SET EXERCISE
Answer with one number: how many lines hold "subida".

INFORMATION SHOWN
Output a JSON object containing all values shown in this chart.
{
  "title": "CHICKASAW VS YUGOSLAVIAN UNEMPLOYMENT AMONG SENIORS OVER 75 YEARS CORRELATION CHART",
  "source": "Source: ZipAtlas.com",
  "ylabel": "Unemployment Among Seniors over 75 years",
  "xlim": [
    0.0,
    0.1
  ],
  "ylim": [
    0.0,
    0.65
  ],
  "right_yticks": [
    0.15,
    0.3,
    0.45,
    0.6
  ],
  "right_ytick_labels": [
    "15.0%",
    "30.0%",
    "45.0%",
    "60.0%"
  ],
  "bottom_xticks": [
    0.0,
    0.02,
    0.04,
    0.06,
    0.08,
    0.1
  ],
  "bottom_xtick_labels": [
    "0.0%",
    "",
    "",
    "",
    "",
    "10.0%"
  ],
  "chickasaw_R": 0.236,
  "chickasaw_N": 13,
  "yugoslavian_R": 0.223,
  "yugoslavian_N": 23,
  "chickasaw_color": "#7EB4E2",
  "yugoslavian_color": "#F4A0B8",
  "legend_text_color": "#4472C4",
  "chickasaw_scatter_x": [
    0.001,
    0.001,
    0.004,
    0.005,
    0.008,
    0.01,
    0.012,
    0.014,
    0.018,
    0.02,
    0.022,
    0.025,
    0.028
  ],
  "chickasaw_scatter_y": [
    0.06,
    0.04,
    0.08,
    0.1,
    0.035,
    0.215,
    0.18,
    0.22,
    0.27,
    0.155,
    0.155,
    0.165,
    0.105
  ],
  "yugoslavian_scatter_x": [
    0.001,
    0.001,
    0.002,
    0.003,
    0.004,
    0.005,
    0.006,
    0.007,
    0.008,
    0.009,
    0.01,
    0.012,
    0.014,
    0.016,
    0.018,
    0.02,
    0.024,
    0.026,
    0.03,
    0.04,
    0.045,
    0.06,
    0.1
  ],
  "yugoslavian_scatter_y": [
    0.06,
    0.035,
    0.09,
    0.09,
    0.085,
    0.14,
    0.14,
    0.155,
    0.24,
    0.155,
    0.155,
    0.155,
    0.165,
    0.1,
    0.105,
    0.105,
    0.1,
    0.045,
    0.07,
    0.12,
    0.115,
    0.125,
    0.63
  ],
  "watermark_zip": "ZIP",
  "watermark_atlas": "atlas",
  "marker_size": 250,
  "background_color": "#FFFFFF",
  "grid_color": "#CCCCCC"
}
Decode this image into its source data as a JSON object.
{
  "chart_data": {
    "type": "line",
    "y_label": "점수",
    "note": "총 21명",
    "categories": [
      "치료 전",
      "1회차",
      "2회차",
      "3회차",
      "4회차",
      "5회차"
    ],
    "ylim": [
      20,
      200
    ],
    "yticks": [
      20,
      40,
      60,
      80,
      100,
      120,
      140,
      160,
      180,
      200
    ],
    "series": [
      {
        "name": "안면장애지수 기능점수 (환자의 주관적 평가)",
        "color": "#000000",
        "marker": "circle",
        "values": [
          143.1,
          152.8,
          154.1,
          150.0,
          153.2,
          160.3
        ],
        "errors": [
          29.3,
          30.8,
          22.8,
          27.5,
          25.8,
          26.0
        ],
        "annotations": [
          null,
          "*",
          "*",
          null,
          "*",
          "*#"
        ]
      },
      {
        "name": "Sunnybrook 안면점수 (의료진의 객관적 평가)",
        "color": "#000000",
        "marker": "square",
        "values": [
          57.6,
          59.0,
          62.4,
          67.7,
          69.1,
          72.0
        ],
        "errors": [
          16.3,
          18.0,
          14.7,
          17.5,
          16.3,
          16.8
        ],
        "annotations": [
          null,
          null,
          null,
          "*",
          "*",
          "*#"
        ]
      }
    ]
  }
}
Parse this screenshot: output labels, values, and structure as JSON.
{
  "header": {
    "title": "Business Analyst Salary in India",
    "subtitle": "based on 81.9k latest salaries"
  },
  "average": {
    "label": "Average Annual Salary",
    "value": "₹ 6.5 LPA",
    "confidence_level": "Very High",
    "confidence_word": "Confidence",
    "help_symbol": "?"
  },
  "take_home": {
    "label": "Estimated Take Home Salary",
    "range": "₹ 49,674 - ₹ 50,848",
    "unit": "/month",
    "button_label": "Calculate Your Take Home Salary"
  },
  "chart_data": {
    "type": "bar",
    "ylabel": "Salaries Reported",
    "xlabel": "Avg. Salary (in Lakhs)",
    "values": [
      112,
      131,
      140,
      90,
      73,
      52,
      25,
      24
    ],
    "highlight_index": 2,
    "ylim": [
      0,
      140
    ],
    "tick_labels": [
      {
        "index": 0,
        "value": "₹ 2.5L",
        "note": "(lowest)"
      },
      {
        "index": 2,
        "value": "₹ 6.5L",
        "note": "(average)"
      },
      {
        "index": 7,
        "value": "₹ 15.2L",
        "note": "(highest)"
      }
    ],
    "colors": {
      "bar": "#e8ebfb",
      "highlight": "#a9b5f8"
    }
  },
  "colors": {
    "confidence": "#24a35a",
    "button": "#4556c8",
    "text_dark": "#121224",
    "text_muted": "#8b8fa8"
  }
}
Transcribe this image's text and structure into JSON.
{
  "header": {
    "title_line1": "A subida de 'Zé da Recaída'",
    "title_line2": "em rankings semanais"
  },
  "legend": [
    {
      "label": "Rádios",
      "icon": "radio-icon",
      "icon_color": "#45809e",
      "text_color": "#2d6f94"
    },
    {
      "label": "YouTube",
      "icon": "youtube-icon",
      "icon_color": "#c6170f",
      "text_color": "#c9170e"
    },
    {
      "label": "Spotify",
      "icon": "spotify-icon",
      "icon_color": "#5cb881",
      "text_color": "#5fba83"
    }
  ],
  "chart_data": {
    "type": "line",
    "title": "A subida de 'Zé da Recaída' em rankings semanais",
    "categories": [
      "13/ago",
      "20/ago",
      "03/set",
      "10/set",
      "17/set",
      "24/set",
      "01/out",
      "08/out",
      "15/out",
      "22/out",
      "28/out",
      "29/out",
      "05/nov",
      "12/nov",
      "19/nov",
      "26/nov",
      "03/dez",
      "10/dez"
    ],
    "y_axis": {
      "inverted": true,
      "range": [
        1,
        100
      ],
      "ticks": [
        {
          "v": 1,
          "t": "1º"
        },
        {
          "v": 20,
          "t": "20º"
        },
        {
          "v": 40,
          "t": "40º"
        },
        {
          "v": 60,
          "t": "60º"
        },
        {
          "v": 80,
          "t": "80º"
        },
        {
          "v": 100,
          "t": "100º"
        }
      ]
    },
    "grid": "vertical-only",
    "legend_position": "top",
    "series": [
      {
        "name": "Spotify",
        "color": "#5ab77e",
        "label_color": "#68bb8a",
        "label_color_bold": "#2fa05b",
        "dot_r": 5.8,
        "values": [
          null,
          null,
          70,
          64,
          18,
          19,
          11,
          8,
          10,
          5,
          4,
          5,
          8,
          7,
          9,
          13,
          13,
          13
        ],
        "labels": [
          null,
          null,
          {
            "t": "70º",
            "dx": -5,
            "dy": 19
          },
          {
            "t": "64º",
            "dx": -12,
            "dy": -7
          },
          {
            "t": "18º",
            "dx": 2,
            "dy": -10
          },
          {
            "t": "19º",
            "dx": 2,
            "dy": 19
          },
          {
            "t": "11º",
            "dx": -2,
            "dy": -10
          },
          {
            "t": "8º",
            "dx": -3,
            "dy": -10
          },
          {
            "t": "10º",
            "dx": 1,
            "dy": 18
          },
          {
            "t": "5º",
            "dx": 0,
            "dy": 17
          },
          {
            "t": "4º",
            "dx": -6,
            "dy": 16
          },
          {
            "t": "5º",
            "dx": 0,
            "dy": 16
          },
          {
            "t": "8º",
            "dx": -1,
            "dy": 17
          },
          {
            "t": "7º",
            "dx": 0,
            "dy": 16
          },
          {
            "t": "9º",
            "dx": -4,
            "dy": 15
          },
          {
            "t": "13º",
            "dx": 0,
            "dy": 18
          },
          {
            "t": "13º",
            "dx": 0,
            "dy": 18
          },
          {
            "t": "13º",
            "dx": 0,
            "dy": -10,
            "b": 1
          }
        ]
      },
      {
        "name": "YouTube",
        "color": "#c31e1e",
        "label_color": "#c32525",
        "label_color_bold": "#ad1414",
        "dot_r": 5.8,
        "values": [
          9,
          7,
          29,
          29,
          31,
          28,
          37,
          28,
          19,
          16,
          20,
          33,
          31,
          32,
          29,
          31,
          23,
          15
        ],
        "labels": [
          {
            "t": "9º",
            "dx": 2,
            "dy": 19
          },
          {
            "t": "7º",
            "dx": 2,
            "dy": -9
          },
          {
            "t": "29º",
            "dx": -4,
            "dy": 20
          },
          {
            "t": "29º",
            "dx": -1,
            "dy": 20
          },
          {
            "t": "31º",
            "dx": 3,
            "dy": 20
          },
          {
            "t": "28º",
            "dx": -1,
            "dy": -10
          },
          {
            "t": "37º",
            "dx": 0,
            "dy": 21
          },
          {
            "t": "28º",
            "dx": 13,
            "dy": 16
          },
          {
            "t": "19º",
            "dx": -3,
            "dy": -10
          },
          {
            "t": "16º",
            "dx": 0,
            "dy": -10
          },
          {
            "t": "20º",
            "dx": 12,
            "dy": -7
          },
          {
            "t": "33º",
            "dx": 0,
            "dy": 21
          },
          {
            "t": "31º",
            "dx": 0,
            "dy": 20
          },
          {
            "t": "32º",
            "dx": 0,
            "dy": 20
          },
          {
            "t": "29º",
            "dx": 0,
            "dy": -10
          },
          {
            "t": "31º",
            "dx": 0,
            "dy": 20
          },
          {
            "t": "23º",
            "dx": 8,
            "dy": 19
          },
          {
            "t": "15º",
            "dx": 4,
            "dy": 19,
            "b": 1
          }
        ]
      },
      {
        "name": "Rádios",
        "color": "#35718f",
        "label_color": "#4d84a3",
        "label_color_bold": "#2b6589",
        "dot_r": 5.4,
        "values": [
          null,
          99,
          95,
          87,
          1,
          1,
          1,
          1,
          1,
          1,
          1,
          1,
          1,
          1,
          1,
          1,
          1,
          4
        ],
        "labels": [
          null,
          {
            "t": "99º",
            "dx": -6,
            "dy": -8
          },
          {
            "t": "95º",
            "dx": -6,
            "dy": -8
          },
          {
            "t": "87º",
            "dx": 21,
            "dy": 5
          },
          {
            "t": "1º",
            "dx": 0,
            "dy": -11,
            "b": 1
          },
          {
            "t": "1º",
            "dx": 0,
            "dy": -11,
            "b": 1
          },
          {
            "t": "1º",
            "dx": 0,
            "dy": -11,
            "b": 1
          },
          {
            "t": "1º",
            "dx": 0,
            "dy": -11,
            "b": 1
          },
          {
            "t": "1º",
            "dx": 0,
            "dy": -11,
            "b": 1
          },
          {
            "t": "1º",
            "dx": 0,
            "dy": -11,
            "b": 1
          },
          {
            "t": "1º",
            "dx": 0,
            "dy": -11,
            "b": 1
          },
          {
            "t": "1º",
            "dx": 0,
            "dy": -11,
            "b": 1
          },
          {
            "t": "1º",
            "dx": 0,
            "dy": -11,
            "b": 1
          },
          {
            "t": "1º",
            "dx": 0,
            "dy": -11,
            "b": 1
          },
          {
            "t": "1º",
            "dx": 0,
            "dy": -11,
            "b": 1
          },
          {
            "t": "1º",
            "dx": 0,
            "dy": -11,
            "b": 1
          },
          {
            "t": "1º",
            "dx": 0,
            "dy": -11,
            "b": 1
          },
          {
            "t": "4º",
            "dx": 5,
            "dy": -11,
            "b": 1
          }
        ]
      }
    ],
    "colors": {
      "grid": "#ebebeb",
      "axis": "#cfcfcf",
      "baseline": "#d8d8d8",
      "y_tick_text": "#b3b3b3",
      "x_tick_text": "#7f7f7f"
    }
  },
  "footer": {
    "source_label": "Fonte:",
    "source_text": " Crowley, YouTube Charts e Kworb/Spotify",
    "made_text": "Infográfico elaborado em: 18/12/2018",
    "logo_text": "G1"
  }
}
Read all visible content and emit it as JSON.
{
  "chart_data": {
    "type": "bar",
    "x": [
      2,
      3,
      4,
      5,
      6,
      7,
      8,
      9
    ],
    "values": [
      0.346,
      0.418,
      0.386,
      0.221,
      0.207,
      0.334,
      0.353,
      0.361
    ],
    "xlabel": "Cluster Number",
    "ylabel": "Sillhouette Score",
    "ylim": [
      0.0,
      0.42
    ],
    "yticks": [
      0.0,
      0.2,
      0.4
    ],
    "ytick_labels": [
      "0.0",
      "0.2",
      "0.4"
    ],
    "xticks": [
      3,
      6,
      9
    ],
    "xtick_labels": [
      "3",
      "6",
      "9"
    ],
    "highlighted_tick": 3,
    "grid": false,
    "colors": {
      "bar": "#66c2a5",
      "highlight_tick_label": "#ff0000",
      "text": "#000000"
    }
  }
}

ANSWER FOR THE TASK
2